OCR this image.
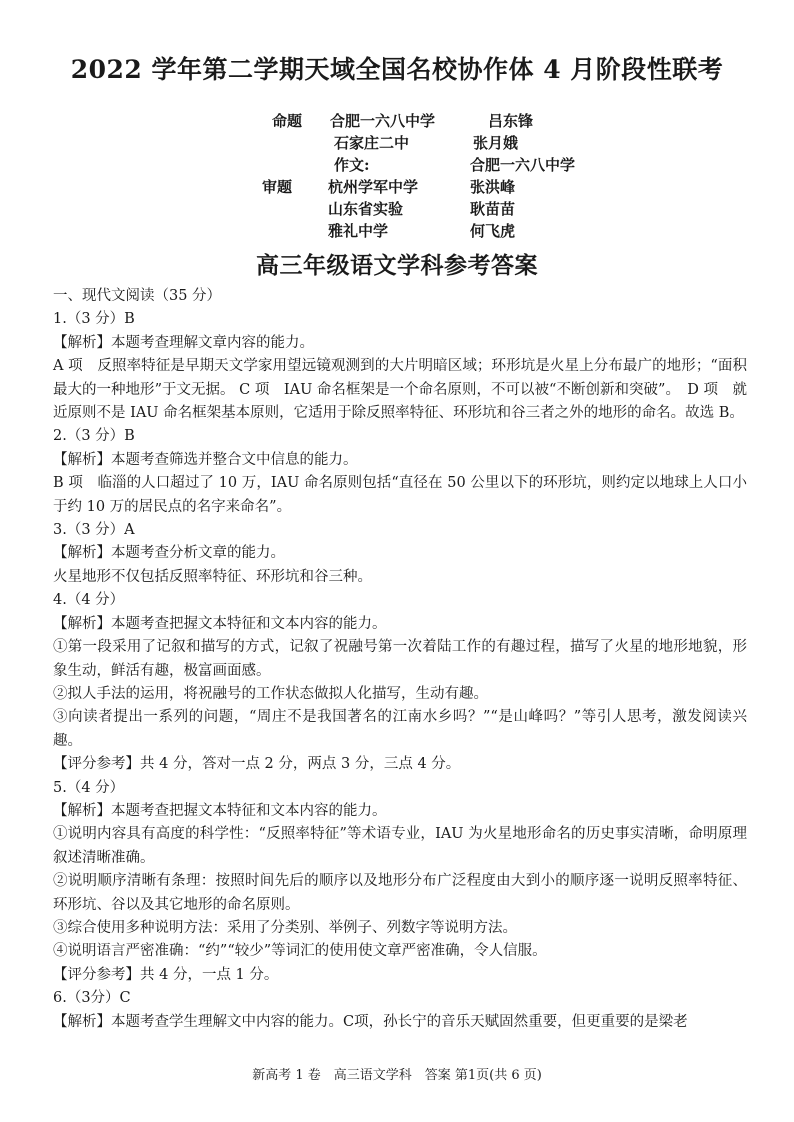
2022 学年第二学期天域全国名校协作体 4 月阶段性联考
命题 合肥一六八中学	吕东锋
石家庄二中	张月娥
作文:	合肥一六八中学
审题 杭州学军中学	张洪峰
山东省实验	耿苗苗
雅礼中学	何飞虎
高三年级语文学科参考答案
一、现代文阅读（35 分）
1.（3 分）B
【解析】本题考查理解文章内容的能力。
A 项　反照率特征是早期天文学家用望远镜观测到的大片明暗区域；环形坑是火星上分布最广的地形；“面积最大的一种地形”于文无据。 C 项　IAU 命名框架是一个命名原则，不可以被“不断创新和突破”。　D 项　就近原则不是 IAU 命名框架基本原则，它适用于除反照率特征、环形坑和谷三者之外的地形的命名。故选 B。
2.（3 分）B
【解析】本题考查筛选并整合文中信息的能力。
B 项　临淄的人口超过了 10 万，IAU 命名原则包括“直径在 50 公里以下的环形坑，则约定以地球上人口小于约 10 万的居民点的名字来命名”。
3.（3 分）A
【解析】本题考查分析文章的能力。
火星地形不仅包括反照率特征、环形坑和谷三种。
4.（4 分）
【解析】本题考查把握文本特征和文本内容的能力。
①第一段采用了记叙和描写的方式，记叙了祝融号第一次着陆工作的有趣过程，描写了火星的地形地貌，形象生动，鲜活有趣，极富画面感。
②拟人手法的运用，将祝融号的工作状态做拟人化描写，生动有趣。
③向读者提出一系列的问题，“周庄不是我国著名的江南水乡吗？”“是山峰吗？”等引人思考，激发阅读兴趣。
【评分参考】共 4 分，答对一点 2 分，两点 3 分，三点 4 分。
5.（4 分）
【解析】本题考查把握文本特征和文本内容的能力。
①说明内容具有高度的科学性：“反照率特征”等术语专业，IAU 为火星地形命名的历史事实清晰，命明原理叙述清晰准确。
②说明顺序清晰有条理：按照时间先后的顺序以及地形分布广泛程度由大到小的顺序逐一说明反照率特征、环形坑、谷以及其它地形的命名原则。
③综合使用多种说明方法：采用了分类别、举例子、列数字等说明方法。
④说明语言严密准确：“约”“较少”等词汇的使用使文章严密准确，令人信服。
【评分参考】共 4 分，一点 1 分。
6.（3分）C
【解析】本题考查学生理解文中内容的能力。C项，孙长宁的音乐天赋固然重要，但更重要的是梁老
新高考 1 卷　高三语文学科　答案 第1页(共 6 页)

----------

DIRECTIVE:
Repeat everything in the records precisely. Images are excluded from the copy.

RESULT OF THIS EXERCISE:
OCR this image.
2022 学年第二学期天域全国名校协作体 4 月阶段性联考
命题 合肥一六八中学	吕东锋
石家庄二中	张月娥
作文:	合肥一六八中学
审题 杭州学军中学	张洪峰
山东省实验	耿苗苗
雅礼中学	何飞虎
高三年级语文学科参考答案
一、现代文阅读（35 分）
1.（3 分）B
【解析】本题考查理解文章内容的能力。
A 项　反照率特征是早期天文学家用望远镜观测到的大片明暗区域；环形坑是火星上分布最广的地形；“面积最大的一种地形”于文无据。 C 项　IAU 命名框架是一个命名原则，不可以被“不断创新和突破”。　D 项　就近原则不是 IAU 命名框架基本原则，它适用于除反照率特征、环形坑和谷三者之外的地形的命名。故选 B。
2.（3 分）B
【解析】本题考查筛选并整合文中信息的能力。
B 项　临淄的人口超过了 10 万，IAU 命名原则包括“直径在 50 公里以下的环形坑，则约定以地球上人口小于约 10 万的居民点的名字来命名”。
3.（3 分）A
【解析】本题考查分析文章的能力。
火星地形不仅包括反照率特征、环形坑和谷三种。
4.（4 分）
【解析】本题考查把握文本特征和文本内容的能力。
①第一段采用了记叙和描写的方式，记叙了祝融号第一次着陆工作的有趣过程，描写了火星的地形地貌，形象生动，鲜活有趣，极富画面感。
②拟人手法的运用，将祝融号的工作状态做拟人化描写，生动有趣。
③向读者提出一系列的问题，“周庄不是我国著名的江南水乡吗？”“是山峰吗？”等引人思考，激发阅读兴趣。
【评分参考】共 4 分，答对一点 2 分，两点 3 分，三点 4 分。
5.（4 分）
【解析】本题考查把握文本特征和文本内容的能力。
①说明内容具有高度的科学性：“反照率特征”等术语专业，IAU 为火星地形命名的历史事实清晰，命明原理叙述清晰准确。
②说明顺序清晰有条理：按照时间先后的顺序以及地形分布广泛程度由大到小的顺序逐一说明反照率特征、环形坑、谷以及其它地形的命名原则。
③综合使用多种说明方法：采用了分类别、举例子、列数字等说明方法。
④说明语言严密准确：“约”“较少”等词汇的使用使文章严密准确，令人信服。
【评分参考】共 4 分，一点 1 分。
6.（3分）C
【解析】本题考查学生理解文中内容的能力。C项，孙长宁的音乐天赋固然重要，但更重要的是梁老
新高考 1 卷　高三语文学科　答案 第1页(共 6 页)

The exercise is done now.